**What is being asked:** Without the images, write out the whole listing exactly.

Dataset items
________________________
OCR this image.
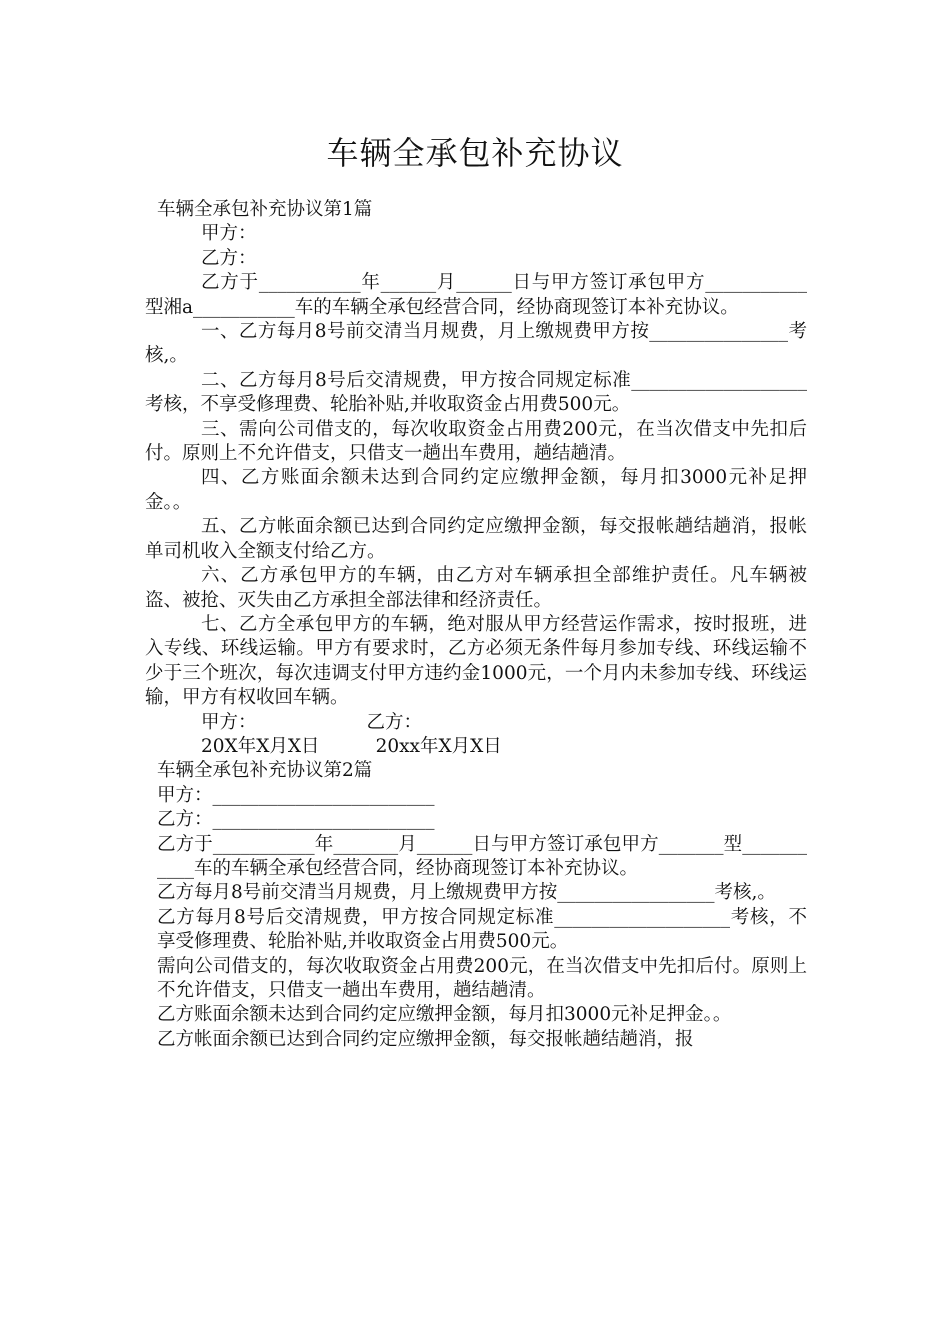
车辆全承包补充协议

车辆全承包补充协议第1篇

甲方：

乙方：

乙方于___________年______月______日与甲方签订承包甲方___________型湘a___________车的车辆全承包经营合同，经协商现签订本补充协议。

一、乙方每月8号前交清当月规费，月上缴规费甲方按_______________考核,。

二、乙方每月8号后交清规费，甲方按合同规定标准___________________考核，不享受修理费、轮胎补贴,并收取资金占用费500元。

三、需向公司借支的，每次收取资金占用费200元，在当次借支中先扣后付。原则上不允许借支，只借支一趟出车费用，趟结趟清。

四、乙方账面余额未达到合同约定应缴押金额，每月扣3000元补足押金。。

五、乙方帐面余额已达到合同约定应缴押金额，每交报帐趟结趟消，报帐单司机收入全额支付给乙方。

六、乙方承包甲方的车辆，由乙方对车辆承担全部维护责任。凡车辆被盗、被抢、灭失由乙方承担全部法律和经济责任。

七、乙方全承包甲方的车辆，绝对服从甲方经营运作需求，按时报班，进入专线、环线运输。甲方有要求时，乙方必须无条件每月参加专线、环线运输不少于三个班次，每次违调支付甲方违约金1000元，一个月内未参加专线、环线运输，甲方有权收回车辆。

甲方：	乙方：

20X年X月X日	20xx年X月X日

车辆全承包补充协议第2篇

甲方：________________________

乙方：________________________

乙方于___________年_______月______日与甲方签订承包甲方_______型___________车的车辆全承包经营合同，经协商现签订本补充协议。

乙方每月8号前交清当月规费，月上缴规费甲方按_________________考核,。

乙方每月8号后交清规费，甲方按合同规定标准___________________考核，不享受修理费、轮胎补贴,并收取资金占用费500元。

需向公司借支的，每次收取资金占用费200元，在当次借支中先扣后付。原则上不允许借支，只借支一趟出车费用，趟结趟清。

乙方账面余额未达到合同约定应缴押金额，每月扣3000元补足押金。。

乙方帐面余额已达到合同约定应缴押金额，每交报帐趟结趟消，报
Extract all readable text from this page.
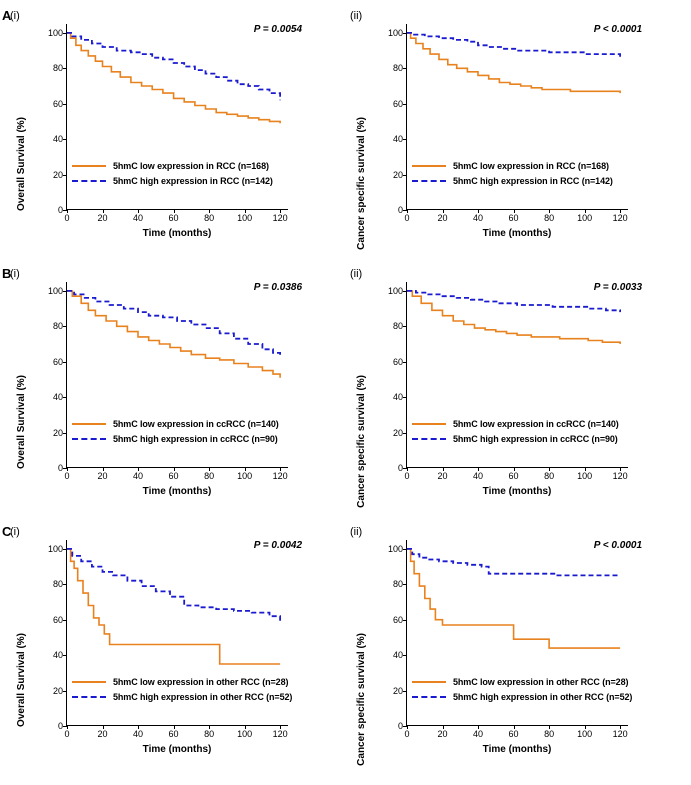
A
(i)
P = 0.0054
Overall Survival (%)
Time (months)
0
20
40
60
80
100
0	20	40	60	80	100 120
5hmC low expression in RCC (n=168)
5hmC high expression in RCC (n=142)
(ii)
P < 0.0001
Cancer specific survival (%)	Time (months)
0
20
40
60
80
100
0	20	40	60	80	100 120
5hmC low expression in RCC (n=168)
5hmC high expression in RCC (n=142)
B
(i)
P = 0.0386
Overall Survival (%)
Time (months)
0
20
40
60
80
100
0	20	40	60	80	100 120
5hmC low expression in ccRCC (n=140)
5hmC high expression in ccRCC (n=90)
(ii)
P = 0.0033
Cancer specific survival (%)	Time (months)
0
20
40
60
80
100
0	20	40	60	80	100 120
5hmC low expression in ccRCC (n=140)
5hmC high expression in ccRCC (n=90)
C
(i)
P = 0.0042
Overall Survival (%)
Time (months)
0
20
40
60
80
100
0	20	40	60	80	100 120
5hmC low expression in other RCC (n=28)
5hmC high expression in other RCC (n=52)
(ii)
P < 0.0001
Cancer specific survival (%)	Time (months)
0
20
40
60
80
100
0	20	40	60	80	100 120
5hmC low expression in other RCC (n=28)
5hmC high expression in other RCC (n=52)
________________________
**The reply:**
OCR this image.
车辆全承包补充协议

车辆全承包补充协议第1篇

甲方：

乙方：

乙方于___________年______月______日与甲方签订承包甲方___________型湘a___________车的车辆全承包经营合同，经协商现签订本补充协议。

一、乙方每月8号前交清当月规费，月上缴规费甲方按_______________考核,。

二、乙方每月8号后交清规费，甲方按合同规定标准___________________考核，不享受修理费、轮胎补贴,并收取资金占用费500元。

三、需向公司借支的，每次收取资金占用费200元，在当次借支中先扣后付。原则上不允许借支，只借支一趟出车费用，趟结趟清。

四、乙方账面余额未达到合同约定应缴押金额，每月扣3000元补足押金。。

五、乙方帐面余额已达到合同约定应缴押金额，每交报帐趟结趟消，报帐单司机收入全额支付给乙方。

六、乙方承包甲方的车辆，由乙方对车辆承担全部维护责任。凡车辆被盗、被抢、灭失由乙方承担全部法律和经济责任。

七、乙方全承包甲方的车辆，绝对服从甲方经营运作需求，按时报班，进入专线、环线运输。甲方有要求时，乙方必须无条件每月参加专线、环线运输不少于三个班次，每次违调支付甲方违约金1000元，一个月内未参加专线、环线运输，甲方有权收回车辆。

甲方：	乙方：

20X年X月X日	20xx年X月X日

车辆全承包补充协议第2篇

甲方：________________________

乙方：________________________

乙方于___________年_______月______日与甲方签订承包甲方_______型___________车的车辆全承包经营合同，经协商现签订本补充协议。

乙方每月8号前交清当月规费，月上缴规费甲方按_________________考核,。

乙方每月8号后交清规费，甲方按合同规定标准___________________考核，不享受修理费、轮胎补贴,并收取资金占用费500元。

需向公司借支的，每次收取资金占用费200元，在当次借支中先扣后付。原则上不允许借支，只借支一趟出车费用，趟结趟清。

乙方账面余额未达到合同约定应缴押金额，每月扣3000元补足押金。。

乙方帐面余额已达到合同约定应缴押金额，每交报帐趟结趟消，报
Extract all readable text from this page.
A
(i)
P = 0.0054
Overall Survival (%)
Time (months)
0
20
40
60
80
100
0	20	40	60	80	100 120
5hmC low expression in RCC (n=168)
5hmC high expression in RCC (n=142)
(ii)
P < 0.0001
Cancer specific survival (%)	Time (months)
0
20
40
60
80
100
0	20	40	60	80	100 120
5hmC low expression in RCC (n=168)
5hmC high expression in RCC (n=142)
B
(i)
P = 0.0386
Overall Survival (%)
Time (months)
0
20
40
60
80
100
0	20	40	60	80	100 120
5hmC low expression in ccRCC (n=140)
5hmC high expression in ccRCC (n=90)
(ii)
P = 0.0033
Cancer specific survival (%)	Time (months)
0
20
40
60
80
100
0	20	40	60	80	100 120
5hmC low expression in ccRCC (n=140)
5hmC high expression in ccRCC (n=90)
C
(i)
P = 0.0042
Overall Survival (%)
Time (months)
0
20
40
60
80
100
0	20	40	60	80	100 120
5hmC low expression in other RCC (n=28)
5hmC high expression in other RCC (n=52)
(ii)
P < 0.0001
Cancer specific survival (%)	Time (months)
0
20
40
60
80
100
0	20	40	60	80	100 120
5hmC low expression in other RCC (n=28)
5hmC high expression in other RCC (n=52)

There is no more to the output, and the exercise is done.